TEXTO FORNECIDO:
Ainda assim, a desigualdade continua a ser uma escolha e não uma fatalidade, como muitos defendem. E para deixar de ser uma escolha, é preciso abandonar crenças que foram historicamente construídas, em especial as teorias econômicas que dominam o debate desde os anos 80. E trabalhar de forma cooperativa com os vários setores da sociedade para identificar as melhores soluções, aumentar a participação comunitária nas decisões de investimentos e especialmente orientar as políticas públicas e as intervenções privadas para alcançarmos um resultado de prosperidade partilhada aferível.
Analisando os dados sobre investimento social privado no Brasil, é possível concluir que, para acelerarmos mudanças no péssimo padrão de vida que a maioria da população brasileira está submetida, não é suficiente investir em projetos e ações sociais externas à atividade fim da empresa, ainda que isso se mantenha relevante. A escala de mudanças que precisamos exige transformações também no mundo do trabalho formal, começando pelas políticas de recursos humanos, dos critérios de contratação, benefícios e remuneração de funcionários, colaboradores e fornecedores e revendo programas de distribuição de lucros e bonificação de executivos.
A discrepância entre a remuneração de CEOs e o salário médio de um trabalhador comum pode ser medida pelo estudo do centro de pesquisas Economic Policy Institute (EPI) publicado em 2021. Enquanto a remuneração dos primeiros aumentou em 1.322% desde 1978, o salário de um trabalhador comum cresceu apenas 18%. De acordo com o levantamento, em 2020, os diretores-executivos receberam 351 vezes mais do que a média dos trabalhadores.
“O pagamento exorbitante dos CEOs é um dos principais contribuintes para o aumento da desigualdade que poderíamos eliminar com segurança. Essa escalada da remuneração dos CEOs, e da remuneração dos executivos em geral, alimentou o crescimento dos rendimentos do 1% e do 0,1% mais ricos, deixando menos frutos do crescimento econômico para os trabalhadores comuns e ampliando a lacuna entre os que ganham muito e os 90% mais pobres” acrescentam.
Em entrevista ao Diário do Comércio sobre o estudo do EPI, Gedeão Locks, pesquisador do Centre d’Économie de la Sorbonne (CES), em Paris, afirma que a remuneração da alta liderança corporativa atingiu níveis estratosféricos, o que não é justificado por nenhum outro mecanismo ou fator previsto pela teoria econômica.

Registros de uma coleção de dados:
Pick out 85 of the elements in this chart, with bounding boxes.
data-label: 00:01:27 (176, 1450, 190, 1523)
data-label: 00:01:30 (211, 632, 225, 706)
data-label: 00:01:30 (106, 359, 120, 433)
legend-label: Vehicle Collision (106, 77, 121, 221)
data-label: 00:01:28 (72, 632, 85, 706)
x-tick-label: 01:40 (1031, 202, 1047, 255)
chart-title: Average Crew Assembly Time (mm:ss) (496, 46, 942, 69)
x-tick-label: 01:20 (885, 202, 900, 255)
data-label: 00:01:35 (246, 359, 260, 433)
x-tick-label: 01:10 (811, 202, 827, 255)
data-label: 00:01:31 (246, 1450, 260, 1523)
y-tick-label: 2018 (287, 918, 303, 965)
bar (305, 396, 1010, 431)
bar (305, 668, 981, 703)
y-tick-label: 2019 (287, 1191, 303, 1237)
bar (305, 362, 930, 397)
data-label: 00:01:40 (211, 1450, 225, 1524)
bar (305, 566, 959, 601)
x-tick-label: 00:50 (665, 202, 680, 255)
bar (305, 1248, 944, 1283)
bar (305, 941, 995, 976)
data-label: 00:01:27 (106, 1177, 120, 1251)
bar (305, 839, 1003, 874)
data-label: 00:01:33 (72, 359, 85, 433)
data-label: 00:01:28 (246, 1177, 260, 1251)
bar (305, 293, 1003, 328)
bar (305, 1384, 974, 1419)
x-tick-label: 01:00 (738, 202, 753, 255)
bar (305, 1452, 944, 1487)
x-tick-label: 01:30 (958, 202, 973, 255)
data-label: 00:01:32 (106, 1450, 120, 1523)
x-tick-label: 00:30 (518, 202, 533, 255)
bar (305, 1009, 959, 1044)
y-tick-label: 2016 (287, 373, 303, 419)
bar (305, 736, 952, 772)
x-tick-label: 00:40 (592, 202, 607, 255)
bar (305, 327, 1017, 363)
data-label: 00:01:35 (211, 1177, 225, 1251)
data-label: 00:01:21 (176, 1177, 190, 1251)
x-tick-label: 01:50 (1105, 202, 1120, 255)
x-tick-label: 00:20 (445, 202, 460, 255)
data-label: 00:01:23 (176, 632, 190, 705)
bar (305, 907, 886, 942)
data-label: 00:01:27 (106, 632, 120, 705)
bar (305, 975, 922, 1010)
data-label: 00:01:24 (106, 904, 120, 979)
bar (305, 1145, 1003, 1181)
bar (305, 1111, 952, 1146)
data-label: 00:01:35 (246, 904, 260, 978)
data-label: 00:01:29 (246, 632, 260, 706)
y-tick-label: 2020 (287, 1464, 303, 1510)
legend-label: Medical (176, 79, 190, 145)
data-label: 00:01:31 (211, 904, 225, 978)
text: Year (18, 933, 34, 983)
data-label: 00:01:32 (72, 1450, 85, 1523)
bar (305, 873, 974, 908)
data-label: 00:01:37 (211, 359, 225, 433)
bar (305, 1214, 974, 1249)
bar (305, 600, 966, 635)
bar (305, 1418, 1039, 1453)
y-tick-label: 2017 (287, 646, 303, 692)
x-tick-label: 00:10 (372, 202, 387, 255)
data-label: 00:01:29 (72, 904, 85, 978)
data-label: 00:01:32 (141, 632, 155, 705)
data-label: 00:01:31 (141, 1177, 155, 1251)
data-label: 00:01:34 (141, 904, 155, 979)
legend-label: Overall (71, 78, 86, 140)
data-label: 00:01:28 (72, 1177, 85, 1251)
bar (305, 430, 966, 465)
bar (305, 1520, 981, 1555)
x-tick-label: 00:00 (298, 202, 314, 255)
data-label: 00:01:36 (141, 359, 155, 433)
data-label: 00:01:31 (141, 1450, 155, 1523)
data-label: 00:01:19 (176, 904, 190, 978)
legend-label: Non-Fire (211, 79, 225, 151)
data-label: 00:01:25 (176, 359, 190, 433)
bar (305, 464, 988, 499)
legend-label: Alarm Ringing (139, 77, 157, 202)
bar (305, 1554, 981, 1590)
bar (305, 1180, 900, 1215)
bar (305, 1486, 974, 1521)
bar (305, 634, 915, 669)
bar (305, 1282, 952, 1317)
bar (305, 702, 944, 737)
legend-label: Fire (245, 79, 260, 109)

OBJETIVO DA TAREFA:
De acordo com o texto sobre desigualdade e remuneração de executivos, quantas vezes mais do que a média dos trabalhadores os diretores-executivos receberam em 2020?

SOLUÇÃO DO PROBLEMA:
351 vezes mais.